— begin —
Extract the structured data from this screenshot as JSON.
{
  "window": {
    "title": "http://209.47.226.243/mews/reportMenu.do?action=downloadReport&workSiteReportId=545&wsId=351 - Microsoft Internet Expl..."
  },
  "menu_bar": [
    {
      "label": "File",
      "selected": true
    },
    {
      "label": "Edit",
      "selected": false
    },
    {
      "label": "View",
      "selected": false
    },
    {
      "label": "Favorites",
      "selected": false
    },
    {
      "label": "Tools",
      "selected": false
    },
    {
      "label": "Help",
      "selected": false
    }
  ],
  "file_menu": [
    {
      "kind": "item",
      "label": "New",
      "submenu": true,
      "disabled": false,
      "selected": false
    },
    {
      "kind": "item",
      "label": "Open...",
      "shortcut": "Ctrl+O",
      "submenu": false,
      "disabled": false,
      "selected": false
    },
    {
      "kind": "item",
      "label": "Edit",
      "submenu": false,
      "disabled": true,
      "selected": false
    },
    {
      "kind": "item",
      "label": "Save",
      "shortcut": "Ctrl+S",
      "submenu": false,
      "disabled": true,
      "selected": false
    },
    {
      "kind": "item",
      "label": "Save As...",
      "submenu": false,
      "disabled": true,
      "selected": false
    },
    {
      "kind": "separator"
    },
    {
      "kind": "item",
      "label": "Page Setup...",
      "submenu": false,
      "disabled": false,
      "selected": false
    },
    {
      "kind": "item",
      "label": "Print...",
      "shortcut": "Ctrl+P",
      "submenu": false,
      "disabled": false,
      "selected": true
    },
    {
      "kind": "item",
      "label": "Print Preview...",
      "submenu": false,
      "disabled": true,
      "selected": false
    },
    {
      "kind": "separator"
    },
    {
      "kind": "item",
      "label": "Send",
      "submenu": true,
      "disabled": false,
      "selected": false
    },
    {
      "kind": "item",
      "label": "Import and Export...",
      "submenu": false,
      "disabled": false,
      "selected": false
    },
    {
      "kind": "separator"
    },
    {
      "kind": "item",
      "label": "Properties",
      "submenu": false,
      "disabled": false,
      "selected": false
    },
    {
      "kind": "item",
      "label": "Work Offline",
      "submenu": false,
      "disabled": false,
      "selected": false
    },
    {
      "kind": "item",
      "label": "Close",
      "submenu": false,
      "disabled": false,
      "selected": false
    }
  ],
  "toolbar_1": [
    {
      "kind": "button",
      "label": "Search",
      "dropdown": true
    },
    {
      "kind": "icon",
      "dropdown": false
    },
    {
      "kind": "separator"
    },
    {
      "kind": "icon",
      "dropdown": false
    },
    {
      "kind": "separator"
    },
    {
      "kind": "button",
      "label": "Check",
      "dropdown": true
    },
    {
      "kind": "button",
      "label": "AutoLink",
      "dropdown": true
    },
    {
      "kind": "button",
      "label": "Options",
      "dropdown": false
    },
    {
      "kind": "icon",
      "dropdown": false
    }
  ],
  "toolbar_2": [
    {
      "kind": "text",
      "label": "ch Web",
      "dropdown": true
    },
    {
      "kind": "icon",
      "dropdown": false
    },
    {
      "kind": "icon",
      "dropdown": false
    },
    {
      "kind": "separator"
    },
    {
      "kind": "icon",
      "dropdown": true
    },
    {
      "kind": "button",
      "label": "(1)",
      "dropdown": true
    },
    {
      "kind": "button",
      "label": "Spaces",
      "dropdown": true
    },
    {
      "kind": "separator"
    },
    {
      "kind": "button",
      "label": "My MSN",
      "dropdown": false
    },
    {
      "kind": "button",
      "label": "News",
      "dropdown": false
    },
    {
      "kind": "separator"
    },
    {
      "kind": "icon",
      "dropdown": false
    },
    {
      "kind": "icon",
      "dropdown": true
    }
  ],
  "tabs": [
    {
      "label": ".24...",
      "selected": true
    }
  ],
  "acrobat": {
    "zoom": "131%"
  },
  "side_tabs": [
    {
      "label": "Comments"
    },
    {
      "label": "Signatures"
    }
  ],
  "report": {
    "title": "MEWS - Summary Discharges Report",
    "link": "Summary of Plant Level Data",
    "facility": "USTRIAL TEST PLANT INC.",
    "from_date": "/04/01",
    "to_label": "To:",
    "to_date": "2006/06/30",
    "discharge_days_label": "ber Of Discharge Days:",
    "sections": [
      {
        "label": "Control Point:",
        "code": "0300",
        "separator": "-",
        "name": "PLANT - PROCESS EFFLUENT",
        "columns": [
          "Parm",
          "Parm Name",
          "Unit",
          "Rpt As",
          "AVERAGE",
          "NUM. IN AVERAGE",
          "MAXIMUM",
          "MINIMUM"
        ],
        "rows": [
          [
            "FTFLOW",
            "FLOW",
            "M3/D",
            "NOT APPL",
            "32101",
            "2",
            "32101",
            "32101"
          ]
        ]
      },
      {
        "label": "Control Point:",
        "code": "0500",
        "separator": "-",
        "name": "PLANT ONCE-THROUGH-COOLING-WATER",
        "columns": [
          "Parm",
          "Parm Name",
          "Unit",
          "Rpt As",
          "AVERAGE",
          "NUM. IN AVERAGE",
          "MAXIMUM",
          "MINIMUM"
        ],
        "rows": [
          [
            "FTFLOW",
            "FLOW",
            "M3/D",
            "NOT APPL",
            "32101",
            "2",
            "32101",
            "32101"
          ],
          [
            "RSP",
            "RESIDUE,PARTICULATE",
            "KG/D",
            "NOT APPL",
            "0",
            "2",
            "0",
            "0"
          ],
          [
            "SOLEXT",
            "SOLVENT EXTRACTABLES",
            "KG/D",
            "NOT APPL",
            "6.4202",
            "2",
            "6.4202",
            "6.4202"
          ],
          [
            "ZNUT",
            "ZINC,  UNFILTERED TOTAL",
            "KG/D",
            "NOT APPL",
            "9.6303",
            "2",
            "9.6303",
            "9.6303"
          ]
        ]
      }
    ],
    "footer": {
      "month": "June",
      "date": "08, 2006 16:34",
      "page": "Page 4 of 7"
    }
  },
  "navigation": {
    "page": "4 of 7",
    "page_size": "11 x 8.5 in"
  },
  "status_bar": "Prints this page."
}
— end —
- [Description of the task]: Take the entries above and transcribe them in full.

- [Solution to the problem]:
Extract the structured data from this screenshot as JSON.
{
  "window": {
    "title": "http://209.47.226.243/mews/reportMenu.do?action=downloadReport&workSiteReportId=545&wsId=351 - Microsoft Internet Expl..."
  },
  "menu_bar": [
    {
      "label": "File",
      "selected": true
    },
    {
      "label": "Edit",
      "selected": false
    },
    {
      "label": "View",
      "selected": false
    },
    {
      "label": "Favorites",
      "selected": false
    },
    {
      "label": "Tools",
      "selected": false
    },
    {
      "label": "Help",
      "selected": false
    }
  ],
  "file_menu": [
    {
      "kind": "item",
      "label": "New",
      "submenu": true,
      "disabled": false,
      "selected": false
    },
    {
      "kind": "item",
      "label": "Open...",
      "shortcut": "Ctrl+O",
      "submenu": false,
      "disabled": false,
      "selected": false
    },
    {
      "kind": "item",
      "label": "Edit",
      "submenu": false,
      "disabled": true,
      "selected": false
    },
    {
      "kind": "item",
      "label": "Save",
      "shortcut": "Ctrl+S",
      "submenu": false,
      "disabled": true,
      "selected": false
    },
    {
      "kind": "item",
      "label": "Save As...",
      "submenu": false,
      "disabled": true,
      "selected": false
    },
    {
      "kind": "separator"
    },
    {
      "kind": "item",
      "label": "Page Setup...",
      "submenu": false,
      "disabled": false,
      "selected": false
    },
    {
      "kind": "item",
      "label": "Print...",
      "shortcut": "Ctrl+P",
      "submenu": false,
      "disabled": false,
      "selected": true
    },
    {
      "kind": "item",
      "label": "Print Preview...",
      "submenu": false,
      "disabled": true,
      "selected": false
    },
    {
      "kind": "separator"
    },
    {
      "kind": "item",
      "label": "Send",
      "submenu": true,
      "disabled": false,
      "selected": false
    },
    {
      "kind": "item",
      "label": "Import and Export...",
      "submenu": false,
      "disabled": false,
      "selected": false
    },
    {
      "kind": "separator"
    },
    {
      "kind": "item",
      "label": "Properties",
      "submenu": false,
      "disabled": false,
      "selected": false
    },
    {
      "kind": "item",
      "label": "Work Offline",
      "submenu": false,
      "disabled": false,
      "selected": false
    },
    {
      "kind": "item",
      "label": "Close",
      "submenu": false,
      "disabled": false,
      "selected": false
    }
  ],
  "toolbar_1": [
    {
      "kind": "button",
      "label": "Search",
      "dropdown": true
    },
    {
      "kind": "icon",
      "dropdown": false
    },
    {
      "kind": "separator"
    },
    {
      "kind": "icon",
      "dropdown": false
    },
    {
      "kind": "separator"
    },
    {
      "kind": "button",
      "label": "Check",
      "dropdown": true
    },
    {
      "kind": "button",
      "label": "AutoLink",
      "dropdown": true
    },
    {
      "kind": "button",
      "label": "Options",
      "dropdown": false
    },
    {
      "kind": "icon",
      "dropdown": false
    }
  ],
  "toolbar_2": [
    {
      "kind": "text",
      "label": "ch Web",
      "dropdown": true
    },
    {
      "kind": "icon",
      "dropdown": false
    },
    {
      "kind": "icon",
      "dropdown": false
    },
    {
      "kind": "separator"
    },
    {
      "kind": "icon",
      "dropdown": true
    },
    {
      "kind": "button",
      "label": "(1)",
      "dropdown": true
    },
    {
      "kind": "button",
      "label": "Spaces",
      "dropdown": true
    },
    {
      "kind": "separator"
    },
    {
      "kind": "button",
      "label": "My MSN",
      "dropdown": false
    },
    {
      "kind": "button",
      "label": "News",
      "dropdown": false
    },
    {
      "kind": "separator"
    },
    {
      "kind": "icon",
      "dropdown": false
    },
    {
      "kind": "icon",
      "dropdown": true
    }
  ],
  "tabs": [
    {
      "label": ".24...",
      "selected": true
    }
  ],
  "acrobat": {
    "zoom": "131%"
  },
  "side_tabs": [
    {
      "label": "Comments"
    },
    {
      "label": "Signatures"
    }
  ],
  "report": {
    "title": "MEWS - Summary Discharges Report",
    "link": "Summary of Plant Level Data",
    "facility": "USTRIAL TEST PLANT INC.",
    "from_date": "/04/01",
    "to_label": "To:",
    "to_date": "2006/06/30",
    "discharge_days_label": "ber Of Discharge Days:",
    "sections": [
      {
        "label": "Control Point:",
        "code": "0300",
        "separator": "-",
        "name": "PLANT - PROCESS EFFLUENT",
        "columns": [
          "Parm",
          "Parm Name",
          "Unit",
          "Rpt As",
          "AVERAGE",
          "NUM. IN AVERAGE",
          "MAXIMUM",
          "MINIMUM"
        ],
        "rows": [
          [
            "FTFLOW",
            "FLOW",
            "M3/D",
            "NOT APPL",
            "32101",
            "2",
            "32101",
            "32101"
          ]
        ]
      },
      {
        "label": "Control Point:",
        "code": "0500",
        "separator": "-",
        "name": "PLANT ONCE-THROUGH-COOLING-WATER",
        "columns": [
          "Parm",
          "Parm Name",
          "Unit",
          "Rpt As",
          "AVERAGE",
          "NUM. IN AVERAGE",
          "MAXIMUM",
          "MINIMUM"
        ],
        "rows": [
          [
            "FTFLOW",
            "FLOW",
            "M3/D",
            "NOT APPL",
            "32101",
            "2",
            "32101",
            "32101"
          ],
          [
            "RSP",
            "RESIDUE,PARTICULATE",
            "KG/D",
            "NOT APPL",
            "0",
            "2",
            "0",
            "0"
          ],
          [
            "SOLEXT",
            "SOLVENT EXTRACTABLES",
            "KG/D",
            "NOT APPL",
            "6.4202",
            "2",
            "6.4202",
            "6.4202"
          ],
          [
            "ZNUT",
            "ZINC,  UNFILTERED TOTAL",
            "KG/D",
            "NOT APPL",
            "9.6303",
            "2",
            "9.6303",
            "9.6303"
          ]
        ]
      }
    ],
    "footer": {
      "month": "June",
      "date": "08, 2006 16:34",
      "page": "Page 4 of 7"
    }
  },
  "navigation": {
    "page": "4 of 7",
    "page_size": "11 x 8.5 in"
  },
  "status_bar": "Prints this page."
}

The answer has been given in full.